● **AIM OF THE EXERCISE**
Copy out each line featuring the string "arrow" from the entries beneath.

──────── PROVIDED ENTRIES

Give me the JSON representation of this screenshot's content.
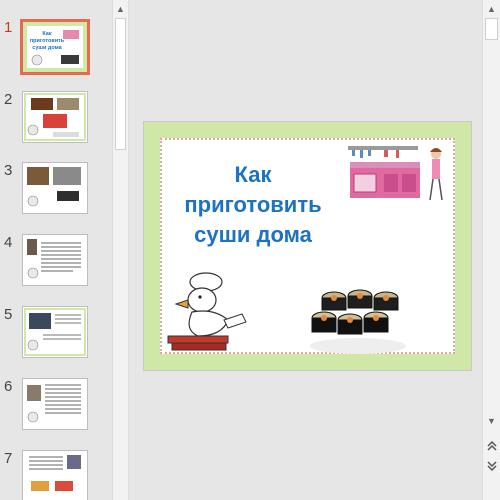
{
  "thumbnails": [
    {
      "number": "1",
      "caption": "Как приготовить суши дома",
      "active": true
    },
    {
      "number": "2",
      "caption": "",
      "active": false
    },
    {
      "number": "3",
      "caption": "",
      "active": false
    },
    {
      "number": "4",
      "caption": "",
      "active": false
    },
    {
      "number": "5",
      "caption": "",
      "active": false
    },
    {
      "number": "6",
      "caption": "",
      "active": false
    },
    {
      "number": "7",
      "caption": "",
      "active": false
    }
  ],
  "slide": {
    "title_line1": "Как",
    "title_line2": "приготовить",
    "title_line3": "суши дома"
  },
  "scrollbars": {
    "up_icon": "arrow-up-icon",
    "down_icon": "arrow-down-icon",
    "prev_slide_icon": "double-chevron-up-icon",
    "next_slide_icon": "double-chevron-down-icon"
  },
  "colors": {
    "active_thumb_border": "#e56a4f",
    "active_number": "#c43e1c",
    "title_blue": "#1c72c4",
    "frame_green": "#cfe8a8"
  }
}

────────────────

● **PROBLEM SOLUTION**
    "up_icon": "arrow-up-icon",
    "down_icon": "arrow-down-icon",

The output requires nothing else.